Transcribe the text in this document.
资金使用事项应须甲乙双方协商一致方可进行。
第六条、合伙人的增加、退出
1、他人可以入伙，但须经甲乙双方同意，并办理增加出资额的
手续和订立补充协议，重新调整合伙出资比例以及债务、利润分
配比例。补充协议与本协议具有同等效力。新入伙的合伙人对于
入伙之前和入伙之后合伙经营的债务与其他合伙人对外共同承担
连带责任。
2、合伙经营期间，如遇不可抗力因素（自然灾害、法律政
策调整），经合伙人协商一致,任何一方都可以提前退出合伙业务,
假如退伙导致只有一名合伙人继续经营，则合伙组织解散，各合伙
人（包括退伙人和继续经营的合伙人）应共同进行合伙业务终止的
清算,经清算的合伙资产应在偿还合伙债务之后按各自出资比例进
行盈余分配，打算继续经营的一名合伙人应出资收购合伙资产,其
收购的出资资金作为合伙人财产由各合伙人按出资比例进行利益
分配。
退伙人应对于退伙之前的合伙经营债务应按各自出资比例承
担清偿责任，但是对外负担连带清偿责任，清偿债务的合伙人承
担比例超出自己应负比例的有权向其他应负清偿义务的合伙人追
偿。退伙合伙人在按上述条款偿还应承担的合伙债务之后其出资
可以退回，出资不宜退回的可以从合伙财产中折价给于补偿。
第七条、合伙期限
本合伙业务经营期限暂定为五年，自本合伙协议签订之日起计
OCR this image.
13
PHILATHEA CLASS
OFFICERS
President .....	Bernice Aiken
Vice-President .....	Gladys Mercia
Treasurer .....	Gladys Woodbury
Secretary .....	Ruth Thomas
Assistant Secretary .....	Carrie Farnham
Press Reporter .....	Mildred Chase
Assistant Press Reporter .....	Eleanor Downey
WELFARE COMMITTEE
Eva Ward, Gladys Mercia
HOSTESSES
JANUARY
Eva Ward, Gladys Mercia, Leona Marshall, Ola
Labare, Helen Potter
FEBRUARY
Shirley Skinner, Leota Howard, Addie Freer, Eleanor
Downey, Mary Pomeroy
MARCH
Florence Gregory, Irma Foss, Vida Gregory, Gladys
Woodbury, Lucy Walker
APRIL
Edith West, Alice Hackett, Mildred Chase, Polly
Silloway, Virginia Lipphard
--
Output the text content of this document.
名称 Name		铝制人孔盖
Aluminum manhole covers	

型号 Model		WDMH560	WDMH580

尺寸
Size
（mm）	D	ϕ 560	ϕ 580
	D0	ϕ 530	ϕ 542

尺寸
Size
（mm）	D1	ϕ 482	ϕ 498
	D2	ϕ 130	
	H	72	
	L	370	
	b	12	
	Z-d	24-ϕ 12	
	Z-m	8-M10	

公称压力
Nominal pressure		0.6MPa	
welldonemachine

Given instruction:
Each line above that includes "Woodbury" counts once; state the total and nothing more.

Solution for this problem:
2